**WHAT THE TASK ASKS**. Output each line of the material exactly as it stands.
───
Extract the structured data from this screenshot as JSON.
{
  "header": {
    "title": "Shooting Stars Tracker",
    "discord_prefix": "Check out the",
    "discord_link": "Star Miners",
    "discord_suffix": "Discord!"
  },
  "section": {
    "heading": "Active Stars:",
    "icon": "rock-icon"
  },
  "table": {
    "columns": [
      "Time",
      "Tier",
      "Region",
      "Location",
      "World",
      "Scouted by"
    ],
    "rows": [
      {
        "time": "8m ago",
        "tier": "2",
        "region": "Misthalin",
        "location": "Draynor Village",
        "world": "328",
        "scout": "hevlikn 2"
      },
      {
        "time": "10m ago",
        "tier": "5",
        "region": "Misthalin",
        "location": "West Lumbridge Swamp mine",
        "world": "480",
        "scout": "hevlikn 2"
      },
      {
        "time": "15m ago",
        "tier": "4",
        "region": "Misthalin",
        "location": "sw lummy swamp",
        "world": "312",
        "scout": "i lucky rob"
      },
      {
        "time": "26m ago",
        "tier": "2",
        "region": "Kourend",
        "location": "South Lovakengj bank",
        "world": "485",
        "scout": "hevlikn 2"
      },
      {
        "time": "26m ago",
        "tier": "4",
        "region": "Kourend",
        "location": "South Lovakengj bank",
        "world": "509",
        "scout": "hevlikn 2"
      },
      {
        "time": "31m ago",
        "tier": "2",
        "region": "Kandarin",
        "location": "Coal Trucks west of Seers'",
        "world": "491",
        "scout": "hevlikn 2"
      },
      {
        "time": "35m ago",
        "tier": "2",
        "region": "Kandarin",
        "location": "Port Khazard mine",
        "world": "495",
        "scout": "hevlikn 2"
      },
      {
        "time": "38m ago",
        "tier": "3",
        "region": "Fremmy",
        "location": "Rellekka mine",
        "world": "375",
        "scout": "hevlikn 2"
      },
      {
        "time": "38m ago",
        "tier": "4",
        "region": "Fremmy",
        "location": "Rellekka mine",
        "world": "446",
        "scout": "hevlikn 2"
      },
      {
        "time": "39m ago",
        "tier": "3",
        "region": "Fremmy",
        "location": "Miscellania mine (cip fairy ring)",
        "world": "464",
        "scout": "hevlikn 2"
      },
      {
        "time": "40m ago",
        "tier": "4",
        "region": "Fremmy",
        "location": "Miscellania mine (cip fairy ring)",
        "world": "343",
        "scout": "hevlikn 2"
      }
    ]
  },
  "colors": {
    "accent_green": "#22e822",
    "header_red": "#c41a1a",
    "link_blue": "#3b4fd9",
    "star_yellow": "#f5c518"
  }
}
───
**ANSWER BELOW**.
Extract the structured data from this screenshot as JSON.
{
  "header": {
    "title": "Shooting Stars Tracker",
    "discord_prefix": "Check out the",
    "discord_link": "Star Miners",
    "discord_suffix": "Discord!"
  },
  "section": {
    "heading": "Active Stars:",
    "icon": "rock-icon"
  },
  "table": {
    "columns": [
      "Time",
      "Tier",
      "Region",
      "Location",
      "World",
      "Scouted by"
    ],
    "rows": [
      {
        "time": "8m ago",
        "tier": "2",
        "region": "Misthalin",
        "location": "Draynor Village",
        "world": "328",
        "scout": "hevlikn 2"
      },
      {
        "time": "10m ago",
        "tier": "5",
        "region": "Misthalin",
        "location": "West Lumbridge Swamp mine",
        "world": "480",
        "scout": "hevlikn 2"
      },
      {
        "time": "15m ago",
        "tier": "4",
        "region": "Misthalin",
        "location": "sw lummy swamp",
        "world": "312",
        "scout": "i lucky rob"
      },
      {
        "time": "26m ago",
        "tier": "2",
        "region": "Kourend",
        "location": "South Lovakengj bank",
        "world": "485",
        "scout": "hevlikn 2"
      },
      {
        "time": "26m ago",
        "tier": "4",
        "region": "Kourend",
        "location": "South Lovakengj bank",
        "world": "509",
        "scout": "hevlikn 2"
      },
      {
        "time": "31m ago",
        "tier": "2",
        "region": "Kandarin",
        "location": "Coal Trucks west of Seers'",
        "world": "491",
        "scout": "hevlikn 2"
      },
      {
        "time": "35m ago",
        "tier": "2",
        "region": "Kandarin",
        "location": "Port Khazard mine",
        "world": "495",
        "scout": "hevlikn 2"
      },
      {
        "time": "38m ago",
        "tier": "3",
        "region": "Fremmy",
        "location": "Rellekka mine",
        "world": "375",
        "scout": "hevlikn 2"
      },
      {
        "time": "38m ago",
        "tier": "4",
        "region": "Fremmy",
        "location": "Rellekka mine",
        "world": "446",
        "scout": "hevlikn 2"
      },
      {
        "time": "39m ago",
        "tier": "3",
        "region": "Fremmy",
        "location": "Miscellania mine (cip fairy ring)",
        "world": "464",
        "scout": "hevlikn 2"
      },
      {
        "time": "40m ago",
        "tier": "4",
        "region": "Fremmy",
        "location": "Miscellania mine (cip fairy ring)",
        "world": "343",
        "scout": "hevlikn 2"
      }
    ]
  },
  "colors": {
    "accent_green": "#22e822",
    "header_red": "#c41a1a",
    "link_blue": "#3b4fd9",
    "star_yellow": "#f5c518"
  }
}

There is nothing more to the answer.